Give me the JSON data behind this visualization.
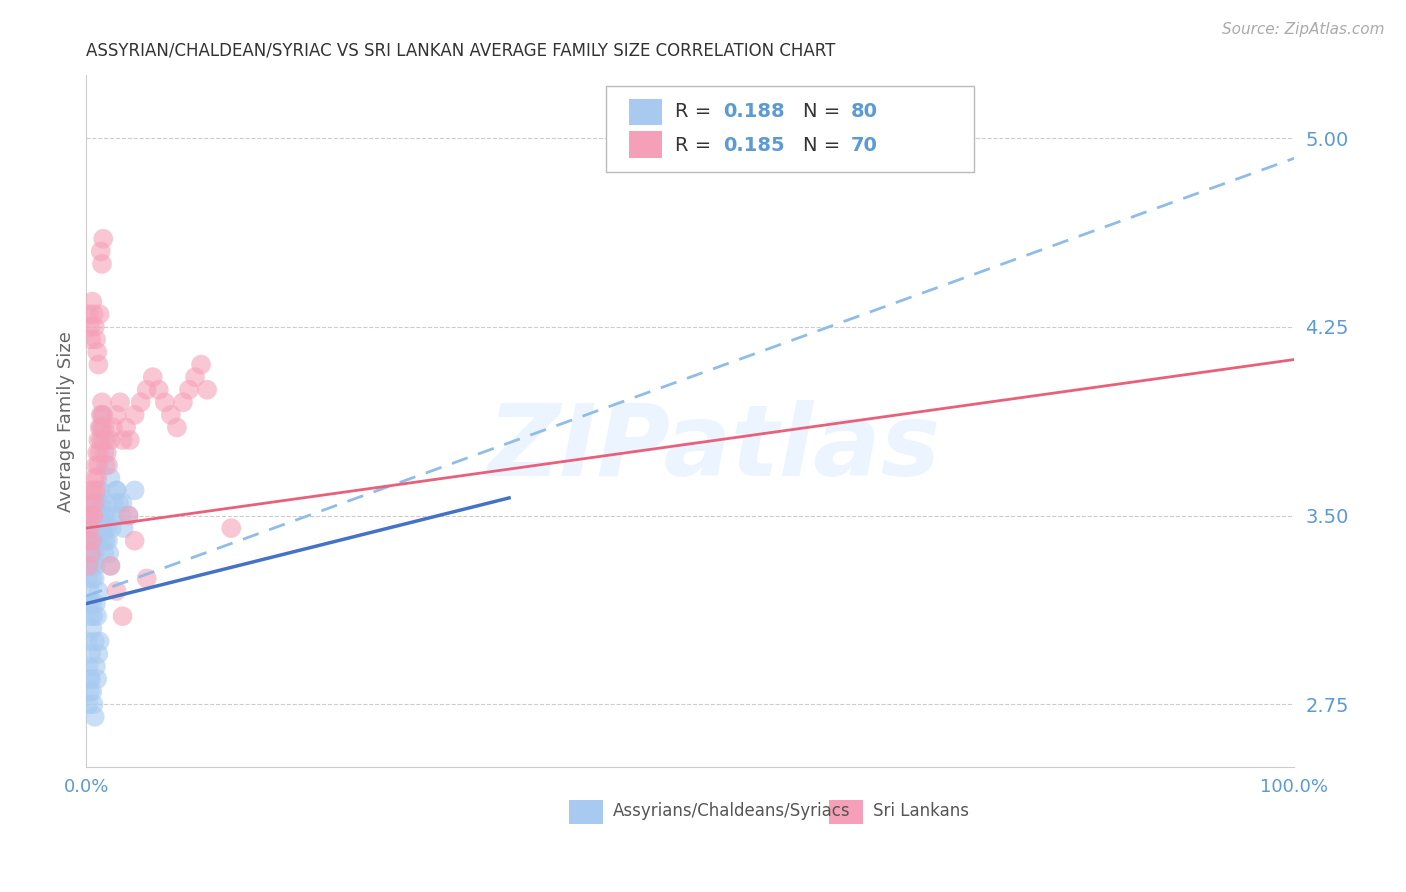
{
  "title": "ASSYRIAN/CHALDEAN/SYRIAC VS SRI LANKAN AVERAGE FAMILY SIZE CORRELATION CHART",
  "source": "Source: ZipAtlas.com",
  "ylabel": "Average Family Size",
  "xmin": 0.0,
  "xmax": 1.0,
  "ymin": 2.5,
  "ymax": 5.25,
  "yticks": [
    2.75,
    3.5,
    4.25,
    5.0
  ],
  "xticks": [
    0.0,
    0.25,
    0.5,
    0.75,
    1.0
  ],
  "xtick_labels": [
    "0.0%",
    "",
    "",
    "",
    "100.0%"
  ],
  "color_blue": "#a8caf0",
  "color_blue_line": "#4472c4",
  "color_blue_dashed": "#90bce8",
  "color_pink": "#f5a0b8",
  "color_pink_line": "#e8607a",
  "legend_r1": "0.188",
  "legend_n1": "80",
  "legend_r2": "0.185",
  "legend_n2": "70",
  "label1": "Assyrians/Chaldeans/Syriacs",
  "label2": "Sri Lankans",
  "watermark": "ZIPatlas",
  "title_color": "#333333",
  "tick_color": "#5b9bd5",
  "grid_color": "#cccccc",
  "trendline_blue_dashed": [
    [
      0.0,
      3.18
    ],
    [
      1.0,
      4.92
    ]
  ],
  "trendline_blue_solid": [
    [
      0.0,
      3.15
    ],
    [
      0.35,
      3.57
    ]
  ],
  "trendline_pink_solid": [
    [
      0.0,
      3.45
    ],
    [
      1.0,
      4.12
    ]
  ],
  "assyrian_x": [
    0.001,
    0.002,
    0.002,
    0.003,
    0.003,
    0.003,
    0.004,
    0.004,
    0.004,
    0.005,
    0.005,
    0.005,
    0.005,
    0.006,
    0.006,
    0.006,
    0.007,
    0.007,
    0.007,
    0.008,
    0.008,
    0.008,
    0.009,
    0.009,
    0.01,
    0.01,
    0.01,
    0.011,
    0.011,
    0.012,
    0.012,
    0.013,
    0.013,
    0.014,
    0.014,
    0.015,
    0.015,
    0.016,
    0.016,
    0.017,
    0.018,
    0.019,
    0.02,
    0.021,
    0.022,
    0.023,
    0.025,
    0.027,
    0.029,
    0.031,
    0.001,
    0.002,
    0.003,
    0.004,
    0.005,
    0.006,
    0.007,
    0.008,
    0.009,
    0.01,
    0.002,
    0.003,
    0.004,
    0.005,
    0.006,
    0.007,
    0.008,
    0.009,
    0.01,
    0.011,
    0.012,
    0.013,
    0.014,
    0.015,
    0.016,
    0.02,
    0.025,
    0.03,
    0.035,
    0.04
  ],
  "assyrian_y": [
    3.25,
    3.3,
    3.15,
    3.4,
    3.2,
    3.35,
    3.45,
    3.3,
    3.1,
    3.5,
    3.35,
    3.25,
    3.15,
    3.4,
    3.3,
    3.55,
    3.45,
    3.35,
    3.25,
    3.5,
    3.4,
    3.3,
    3.55,
    3.45,
    3.6,
    3.5,
    3.4,
    3.55,
    3.45,
    3.6,
    3.5,
    3.55,
    3.45,
    3.5,
    3.4,
    3.45,
    3.35,
    3.5,
    3.4,
    3.45,
    3.4,
    3.35,
    3.3,
    3.45,
    3.5,
    3.55,
    3.6,
    3.55,
    3.5,
    3.45,
    3.0,
    2.9,
    2.85,
    2.95,
    3.05,
    3.1,
    3.0,
    3.15,
    3.1,
    3.2,
    2.75,
    2.8,
    2.85,
    2.8,
    2.75,
    2.7,
    2.9,
    2.85,
    2.95,
    3.0,
    3.85,
    3.9,
    3.8,
    3.75,
    3.7,
    3.65,
    3.6,
    3.55,
    3.5,
    3.6
  ],
  "srilanka_x": [
    0.001,
    0.002,
    0.002,
    0.003,
    0.003,
    0.004,
    0.004,
    0.005,
    0.005,
    0.006,
    0.006,
    0.007,
    0.007,
    0.008,
    0.008,
    0.009,
    0.009,
    0.01,
    0.01,
    0.011,
    0.011,
    0.012,
    0.012,
    0.013,
    0.013,
    0.014,
    0.015,
    0.016,
    0.017,
    0.018,
    0.02,
    0.022,
    0.025,
    0.028,
    0.03,
    0.033,
    0.036,
    0.04,
    0.045,
    0.05,
    0.055,
    0.06,
    0.065,
    0.07,
    0.075,
    0.08,
    0.085,
    0.09,
    0.095,
    0.1,
    0.002,
    0.003,
    0.004,
    0.005,
    0.006,
    0.007,
    0.008,
    0.009,
    0.01,
    0.011,
    0.012,
    0.013,
    0.014,
    0.02,
    0.025,
    0.03,
    0.035,
    0.04,
    0.05,
    0.12
  ],
  "srilanka_y": [
    3.4,
    3.5,
    3.3,
    3.6,
    3.45,
    3.55,
    3.35,
    3.5,
    3.4,
    3.6,
    3.5,
    3.65,
    3.55,
    3.7,
    3.6,
    3.65,
    3.75,
    3.7,
    3.8,
    3.75,
    3.85,
    3.8,
    3.9,
    3.85,
    3.95,
    3.9,
    3.85,
    3.8,
    3.75,
    3.7,
    3.8,
    3.85,
    3.9,
    3.95,
    3.8,
    3.85,
    3.8,
    3.9,
    3.95,
    4.0,
    4.05,
    4.0,
    3.95,
    3.9,
    3.85,
    3.95,
    4.0,
    4.05,
    4.1,
    4.0,
    4.3,
    4.25,
    4.2,
    4.35,
    4.3,
    4.25,
    4.2,
    4.15,
    4.1,
    4.3,
    4.55,
    4.5,
    4.6,
    3.3,
    3.2,
    3.1,
    3.5,
    3.4,
    3.25,
    3.45
  ]
}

→ **Task**
Repeat each line of the records above exactly, but do not copy the pictures.

→ **Correct response**
Give me the JSON data behind this visualization.
{
  "title": "ASSYRIAN/CHALDEAN/SYRIAC VS SRI LANKAN AVERAGE FAMILY SIZE CORRELATION CHART",
  "source": "Source: ZipAtlas.com",
  "ylabel": "Average Family Size",
  "xmin": 0.0,
  "xmax": 1.0,
  "ymin": 2.5,
  "ymax": 5.25,
  "yticks": [
    2.75,
    3.5,
    4.25,
    5.0
  ],
  "xticks": [
    0.0,
    0.25,
    0.5,
    0.75,
    1.0
  ],
  "xtick_labels": [
    "0.0%",
    "",
    "",
    "",
    "100.0%"
  ],
  "color_blue": "#a8caf0",
  "color_blue_line": "#4472c4",
  "color_blue_dashed": "#90bce8",
  "color_pink": "#f5a0b8",
  "color_pink_line": "#e8607a",
  "legend_r1": "0.188",
  "legend_n1": "80",
  "legend_r2": "0.185",
  "legend_n2": "70",
  "label1": "Assyrians/Chaldeans/Syriacs",
  "label2": "Sri Lankans",
  "watermark": "ZIPatlas",
  "title_color": "#333333",
  "tick_color": "#5b9bd5",
  "grid_color": "#cccccc",
  "trendline_blue_dashed": [
    [
      0.0,
      3.18
    ],
    [
      1.0,
      4.92
    ]
  ],
  "trendline_blue_solid": [
    [
      0.0,
      3.15
    ],
    [
      0.35,
      3.57
    ]
  ],
  "trendline_pink_solid": [
    [
      0.0,
      3.45
    ],
    [
      1.0,
      4.12
    ]
  ],
  "assyrian_x": [
    0.001,
    0.002,
    0.002,
    0.003,
    0.003,
    0.003,
    0.004,
    0.004,
    0.004,
    0.005,
    0.005,
    0.005,
    0.005,
    0.006,
    0.006,
    0.006,
    0.007,
    0.007,
    0.007,
    0.008,
    0.008,
    0.008,
    0.009,
    0.009,
    0.01,
    0.01,
    0.01,
    0.011,
    0.011,
    0.012,
    0.012,
    0.013,
    0.013,
    0.014,
    0.014,
    0.015,
    0.015,
    0.016,
    0.016,
    0.017,
    0.018,
    0.019,
    0.02,
    0.021,
    0.022,
    0.023,
    0.025,
    0.027,
    0.029,
    0.031,
    0.001,
    0.002,
    0.003,
    0.004,
    0.005,
    0.006,
    0.007,
    0.008,
    0.009,
    0.01,
    0.002,
    0.003,
    0.004,
    0.005,
    0.006,
    0.007,
    0.008,
    0.009,
    0.01,
    0.011,
    0.012,
    0.013,
    0.014,
    0.015,
    0.016,
    0.02,
    0.025,
    0.03,
    0.035,
    0.04
  ],
  "assyrian_y": [
    3.25,
    3.3,
    3.15,
    3.4,
    3.2,
    3.35,
    3.45,
    3.3,
    3.1,
    3.5,
    3.35,
    3.25,
    3.15,
    3.4,
    3.3,
    3.55,
    3.45,
    3.35,
    3.25,
    3.5,
    3.4,
    3.3,
    3.55,
    3.45,
    3.6,
    3.5,
    3.4,
    3.55,
    3.45,
    3.6,
    3.5,
    3.55,
    3.45,
    3.5,
    3.4,
    3.45,
    3.35,
    3.5,
    3.4,
    3.45,
    3.4,
    3.35,
    3.3,
    3.45,
    3.5,
    3.55,
    3.6,
    3.55,
    3.5,
    3.45,
    3.0,
    2.9,
    2.85,
    2.95,
    3.05,
    3.1,
    3.0,
    3.15,
    3.1,
    3.2,
    2.75,
    2.8,
    2.85,
    2.8,
    2.75,
    2.7,
    2.9,
    2.85,
    2.95,
    3.0,
    3.85,
    3.9,
    3.8,
    3.75,
    3.7,
    3.65,
    3.6,
    3.55,
    3.5,
    3.6
  ],
  "srilanka_x": [
    0.001,
    0.002,
    0.002,
    0.003,
    0.003,
    0.004,
    0.004,
    0.005,
    0.005,
    0.006,
    0.006,
    0.007,
    0.007,
    0.008,
    0.008,
    0.009,
    0.009,
    0.01,
    0.01,
    0.011,
    0.011,
    0.012,
    0.012,
    0.013,
    0.013,
    0.014,
    0.015,
    0.016,
    0.017,
    0.018,
    0.02,
    0.022,
    0.025,
    0.028,
    0.03,
    0.033,
    0.036,
    0.04,
    0.045,
    0.05,
    0.055,
    0.06,
    0.065,
    0.07,
    0.075,
    0.08,
    0.085,
    0.09,
    0.095,
    0.1,
    0.002,
    0.003,
    0.004,
    0.005,
    0.006,
    0.007,
    0.008,
    0.009,
    0.01,
    0.011,
    0.012,
    0.013,
    0.014,
    0.02,
    0.025,
    0.03,
    0.035,
    0.04,
    0.05,
    0.12
  ],
  "srilanka_y": [
    3.4,
    3.5,
    3.3,
    3.6,
    3.45,
    3.55,
    3.35,
    3.5,
    3.4,
    3.6,
    3.5,
    3.65,
    3.55,
    3.7,
    3.6,
    3.65,
    3.75,
    3.7,
    3.8,
    3.75,
    3.85,
    3.8,
    3.9,
    3.85,
    3.95,
    3.9,
    3.85,
    3.8,
    3.75,
    3.7,
    3.8,
    3.85,
    3.9,
    3.95,
    3.8,
    3.85,
    3.8,
    3.9,
    3.95,
    4.0,
    4.05,
    4.0,
    3.95,
    3.9,
    3.85,
    3.95,
    4.0,
    4.05,
    4.1,
    4.0,
    4.3,
    4.25,
    4.2,
    4.35,
    4.3,
    4.25,
    4.2,
    4.15,
    4.1,
    4.3,
    4.55,
    4.5,
    4.6,
    3.3,
    3.2,
    3.1,
    3.5,
    3.4,
    3.25,
    3.45
  ]
}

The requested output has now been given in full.